### Aim of the exercise:
Copy out the listing exactly.

### Data rows:
--*--
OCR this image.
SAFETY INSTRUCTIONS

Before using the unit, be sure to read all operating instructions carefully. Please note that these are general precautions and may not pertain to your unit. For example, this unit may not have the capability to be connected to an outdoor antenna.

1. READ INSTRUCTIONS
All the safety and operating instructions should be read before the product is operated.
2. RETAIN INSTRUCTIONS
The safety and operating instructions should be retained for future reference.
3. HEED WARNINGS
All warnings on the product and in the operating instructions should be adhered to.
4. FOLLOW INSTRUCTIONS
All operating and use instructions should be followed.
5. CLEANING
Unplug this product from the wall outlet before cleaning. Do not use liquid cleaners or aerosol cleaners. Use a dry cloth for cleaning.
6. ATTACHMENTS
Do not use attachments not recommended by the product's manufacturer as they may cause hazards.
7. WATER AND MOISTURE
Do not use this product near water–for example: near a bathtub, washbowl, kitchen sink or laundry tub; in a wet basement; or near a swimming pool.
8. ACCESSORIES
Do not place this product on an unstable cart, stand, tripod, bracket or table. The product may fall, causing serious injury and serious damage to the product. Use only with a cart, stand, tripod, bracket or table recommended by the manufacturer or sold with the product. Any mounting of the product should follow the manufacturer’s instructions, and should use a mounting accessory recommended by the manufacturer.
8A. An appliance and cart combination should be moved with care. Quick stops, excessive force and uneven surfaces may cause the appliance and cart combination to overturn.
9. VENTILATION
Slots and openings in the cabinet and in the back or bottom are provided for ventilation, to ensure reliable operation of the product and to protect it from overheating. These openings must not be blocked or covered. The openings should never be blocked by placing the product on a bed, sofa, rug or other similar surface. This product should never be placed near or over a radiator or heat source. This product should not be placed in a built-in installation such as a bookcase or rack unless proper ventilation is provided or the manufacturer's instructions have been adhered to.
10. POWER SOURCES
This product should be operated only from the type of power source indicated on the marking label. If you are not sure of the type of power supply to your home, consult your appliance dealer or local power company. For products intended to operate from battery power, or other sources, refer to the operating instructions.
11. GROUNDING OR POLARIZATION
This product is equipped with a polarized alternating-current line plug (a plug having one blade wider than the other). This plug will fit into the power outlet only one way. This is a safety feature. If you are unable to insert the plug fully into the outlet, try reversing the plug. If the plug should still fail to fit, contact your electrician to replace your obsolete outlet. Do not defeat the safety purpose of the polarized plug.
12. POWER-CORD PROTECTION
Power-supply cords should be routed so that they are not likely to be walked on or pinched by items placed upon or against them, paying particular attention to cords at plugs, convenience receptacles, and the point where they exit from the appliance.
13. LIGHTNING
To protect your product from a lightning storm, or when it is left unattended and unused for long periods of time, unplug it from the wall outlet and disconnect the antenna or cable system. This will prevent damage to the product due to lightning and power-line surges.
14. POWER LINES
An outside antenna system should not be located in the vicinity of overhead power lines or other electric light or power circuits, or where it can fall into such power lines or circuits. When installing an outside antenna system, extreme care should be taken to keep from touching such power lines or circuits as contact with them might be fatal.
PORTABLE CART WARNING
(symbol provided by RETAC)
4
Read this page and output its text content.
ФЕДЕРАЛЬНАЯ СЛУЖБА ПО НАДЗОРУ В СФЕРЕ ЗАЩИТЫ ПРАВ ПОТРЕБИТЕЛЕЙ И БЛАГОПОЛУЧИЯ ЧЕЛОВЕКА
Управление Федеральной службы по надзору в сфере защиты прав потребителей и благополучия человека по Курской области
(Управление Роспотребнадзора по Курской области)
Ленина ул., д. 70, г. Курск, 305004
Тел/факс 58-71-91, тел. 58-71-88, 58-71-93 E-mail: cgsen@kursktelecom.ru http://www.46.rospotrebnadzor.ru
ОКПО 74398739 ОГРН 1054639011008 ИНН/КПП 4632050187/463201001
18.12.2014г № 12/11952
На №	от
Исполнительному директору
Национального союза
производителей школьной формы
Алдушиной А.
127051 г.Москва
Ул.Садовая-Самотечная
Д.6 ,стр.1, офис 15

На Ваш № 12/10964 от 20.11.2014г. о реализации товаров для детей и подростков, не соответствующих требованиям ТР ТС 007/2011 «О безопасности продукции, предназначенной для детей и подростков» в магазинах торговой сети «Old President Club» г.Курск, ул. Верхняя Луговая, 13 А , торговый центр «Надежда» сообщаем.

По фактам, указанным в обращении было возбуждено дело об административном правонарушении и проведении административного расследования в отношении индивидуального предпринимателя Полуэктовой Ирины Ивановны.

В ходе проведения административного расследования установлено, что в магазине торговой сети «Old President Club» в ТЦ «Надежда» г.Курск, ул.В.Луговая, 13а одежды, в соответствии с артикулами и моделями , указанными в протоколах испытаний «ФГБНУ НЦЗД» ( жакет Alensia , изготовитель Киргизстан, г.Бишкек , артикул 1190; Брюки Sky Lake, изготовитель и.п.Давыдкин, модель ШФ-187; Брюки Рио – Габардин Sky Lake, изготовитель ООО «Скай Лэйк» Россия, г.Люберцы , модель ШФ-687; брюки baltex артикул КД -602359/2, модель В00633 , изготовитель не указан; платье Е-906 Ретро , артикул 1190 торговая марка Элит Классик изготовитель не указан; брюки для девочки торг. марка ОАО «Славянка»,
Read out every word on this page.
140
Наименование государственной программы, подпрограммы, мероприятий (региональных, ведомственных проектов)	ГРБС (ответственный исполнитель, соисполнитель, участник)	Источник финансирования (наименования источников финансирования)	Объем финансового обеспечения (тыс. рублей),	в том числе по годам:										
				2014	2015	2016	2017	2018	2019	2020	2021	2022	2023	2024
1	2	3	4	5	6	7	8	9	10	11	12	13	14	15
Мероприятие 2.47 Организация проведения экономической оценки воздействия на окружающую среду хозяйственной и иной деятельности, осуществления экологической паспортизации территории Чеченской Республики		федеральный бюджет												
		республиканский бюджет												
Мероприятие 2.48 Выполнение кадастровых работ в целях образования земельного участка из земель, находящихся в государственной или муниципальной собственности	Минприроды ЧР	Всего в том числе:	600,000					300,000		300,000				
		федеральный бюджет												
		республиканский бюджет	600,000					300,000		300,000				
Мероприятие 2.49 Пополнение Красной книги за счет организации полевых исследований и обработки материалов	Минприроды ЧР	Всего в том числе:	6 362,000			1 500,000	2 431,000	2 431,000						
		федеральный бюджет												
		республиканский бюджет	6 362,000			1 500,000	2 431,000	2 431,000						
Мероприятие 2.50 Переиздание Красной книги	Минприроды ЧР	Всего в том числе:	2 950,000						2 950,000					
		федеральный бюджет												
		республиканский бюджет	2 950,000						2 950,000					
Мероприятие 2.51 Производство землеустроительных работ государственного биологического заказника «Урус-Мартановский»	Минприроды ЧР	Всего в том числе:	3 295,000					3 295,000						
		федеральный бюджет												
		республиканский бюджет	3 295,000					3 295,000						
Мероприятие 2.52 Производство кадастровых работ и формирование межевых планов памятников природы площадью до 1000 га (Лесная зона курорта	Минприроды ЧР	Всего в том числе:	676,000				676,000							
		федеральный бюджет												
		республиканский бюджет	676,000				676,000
--*--
### Written solution:
OCR this image.
SAFETY INSTRUCTIONS

Before using the unit, be sure to read all operating instructions carefully. Please note that these are general precautions and may not pertain to your unit. For example, this unit may not have the capability to be connected to an outdoor antenna.

1. READ INSTRUCTIONS
All the safety and operating instructions should be read before the product is operated.
2. RETAIN INSTRUCTIONS
The safety and operating instructions should be retained for future reference.
3. HEED WARNINGS
All warnings on the product and in the operating instructions should be adhered to.
4. FOLLOW INSTRUCTIONS
All operating and use instructions should be followed.
5. CLEANING
Unplug this product from the wall outlet before cleaning. Do not use liquid cleaners or aerosol cleaners. Use a dry cloth for cleaning.
6. ATTACHMENTS
Do not use attachments not recommended by the product's manufacturer as they may cause hazards.
7. WATER AND MOISTURE
Do not use this product near water–for example: near a bathtub, washbowl, kitchen sink or laundry tub; in a wet basement; or near a swimming pool.
8. ACCESSORIES
Do not place this product on an unstable cart, stand, tripod, bracket or table. The product may fall, causing serious injury and serious damage to the product. Use only with a cart, stand, tripod, bracket or table recommended by the manufacturer or sold with the product. Any mounting of the product should follow the manufacturer’s instructions, and should use a mounting accessory recommended by the manufacturer.
8A. An appliance and cart combination should be moved with care. Quick stops, excessive force and uneven surfaces may cause the appliance and cart combination to overturn.
9. VENTILATION
Slots and openings in the cabinet and in the back or bottom are provided for ventilation, to ensure reliable operation of the product and to protect it from overheating. These openings must not be blocked or covered. The openings should never be blocked by placing the product on a bed, sofa, rug or other similar surface. This product should never be placed near or over a radiator or heat source. This product should not be placed in a built-in installation such as a bookcase or rack unless proper ventilation is provided or the manufacturer's instructions have been adhered to.
10. POWER SOURCES
This product should be operated only from the type of power source indicated on the marking label. If you are not sure of the type of power supply to your home, consult your appliance dealer or local power company. For products intended to operate from battery power, or other sources, refer to the operating instructions.
11. GROUNDING OR POLARIZATION
This product is equipped with a polarized alternating-current line plug (a plug having one blade wider than the other). This plug will fit into the power outlet only one way. This is a safety feature. If you are unable to insert the plug fully into the outlet, try reversing the plug. If the plug should still fail to fit, contact your electrician to replace your obsolete outlet. Do not defeat the safety purpose of the polarized plug.
12. POWER-CORD PROTECTION
Power-supply cords should be routed so that they are not likely to be walked on or pinched by items placed upon or against them, paying particular attention to cords at plugs, convenience receptacles, and the point where they exit from the appliance.
13. LIGHTNING
To protect your product from a lightning storm, or when it is left unattended and unused for long periods of time, unplug it from the wall outlet and disconnect the antenna or cable system. This will prevent damage to the product due to lightning and power-line surges.
14. POWER LINES
An outside antenna system should not be located in the vicinity of overhead power lines or other electric light or power circuits, or where it can fall into such power lines or circuits. When installing an outside antenna system, extreme care should be taken to keep from touching such power lines or circuits as contact with them might be fatal.
PORTABLE CART WARNING
(symbol provided by RETAC)
4
Read this page and output its text content.
ФЕДЕРАЛЬНАЯ СЛУЖБА ПО НАДЗОРУ В СФЕРЕ ЗАЩИТЫ ПРАВ ПОТРЕБИТЕЛЕЙ И БЛАГОПОЛУЧИЯ ЧЕЛОВЕКА
Управление Федеральной службы по надзору в сфере защиты прав потребителей и благополучия человека по Курской области
(Управление Роспотребнадзора по Курской области)
Ленина ул., д. 70, г. Курск, 305004
Тел/факс 58-71-91, тел. 58-71-88, 58-71-93 E-mail: cgsen@kursktelecom.ru http://www.46.rospotrebnadzor.ru
ОКПО 74398739 ОГРН 1054639011008 ИНН/КПП 4632050187/463201001
18.12.2014г № 12/11952
На №	от
Исполнительному директору
Национального союза
производителей школьной формы
Алдушиной А.
127051 г.Москва
Ул.Садовая-Самотечная
Д.6 ,стр.1, офис 15

На Ваш № 12/10964 от 20.11.2014г. о реализации товаров для детей и подростков, не соответствующих требованиям ТР ТС 007/2011 «О безопасности продукции, предназначенной для детей и подростков» в магазинах торговой сети «Old President Club» г.Курск, ул. Верхняя Луговая, 13 А , торговый центр «Надежда» сообщаем.

По фактам, указанным в обращении было возбуждено дело об административном правонарушении и проведении административного расследования в отношении индивидуального предпринимателя Полуэктовой Ирины Ивановны.

В ходе проведения административного расследования установлено, что в магазине торговой сети «Old President Club» в ТЦ «Надежда» г.Курск, ул.В.Луговая, 13а одежды, в соответствии с артикулами и моделями , указанными в протоколах испытаний «ФГБНУ НЦЗД» ( жакет Alensia , изготовитель Киргизстан, г.Бишкек , артикул 1190; Брюки Sky Lake, изготовитель и.п.Давыдкин, модель ШФ-187; Брюки Рио – Габардин Sky Lake, изготовитель ООО «Скай Лэйк» Россия, г.Люберцы , модель ШФ-687; брюки baltex артикул КД -602359/2, модель В00633 , изготовитель не указан; платье Е-906 Ретро , артикул 1190 торговая марка Элит Классик изготовитель не указан; брюки для девочки торг. марка ОАО «Славянка»,
Read out every word on this page.
140
Наименование государственной программы, подпрограммы, мероприятий (региональных, ведомственных проектов)	ГРБС (ответственный исполнитель, соисполнитель, участник)	Источник финансирования (наименования источников финансирования)	Объем финансового обеспечения (тыс. рублей),	в том числе по годам:										
				2014	2015	2016	2017	2018	2019	2020	2021	2022	2023	2024
1	2	3	4	5	6	7	8	9	10	11	12	13	14	15
Мероприятие 2.47 Организация проведения экономической оценки воздействия на окружающую среду хозяйственной и иной деятельности, осуществления экологической паспортизации территории Чеченской Республики		федеральный бюджет												
		республиканский бюджет												
Мероприятие 2.48 Выполнение кадастровых работ в целях образования земельного участка из земель, находящихся в государственной или муниципальной собственности	Минприроды ЧР	Всего в том числе:	600,000					300,000		300,000				
		федеральный бюджет												
		республиканский бюджет	600,000					300,000		300,000				
Мероприятие 2.49 Пополнение Красной книги за счет организации полевых исследований и обработки материалов	Минприроды ЧР	Всего в том числе:	6 362,000			1 500,000	2 431,000	2 431,000						
		федеральный бюджет												
		республиканский бюджет	6 362,000			1 500,000	2 431,000	2 431,000						
Мероприятие 2.50 Переиздание Красной книги	Минприроды ЧР	Всего в том числе:	2 950,000						2 950,000					
		федеральный бюджет												
		республиканский бюджет	2 950,000						2 950,000					
Мероприятие 2.51 Производство землеустроительных работ государственного биологического заказника «Урус-Мартановский»	Минприроды ЧР	Всего в том числе:	3 295,000					3 295,000						
		федеральный бюджет												
		республиканский бюджет	3 295,000					3 295,000						
Мероприятие 2.52 Производство кадастровых работ и формирование межевых планов памятников природы площадью до 1000 га (Лесная зона курорта	Минприроды ЧР	Всего в том числе:	676,000				676,000							
		федеральный бюджет												
		республиканский бюджет	676,000				676,000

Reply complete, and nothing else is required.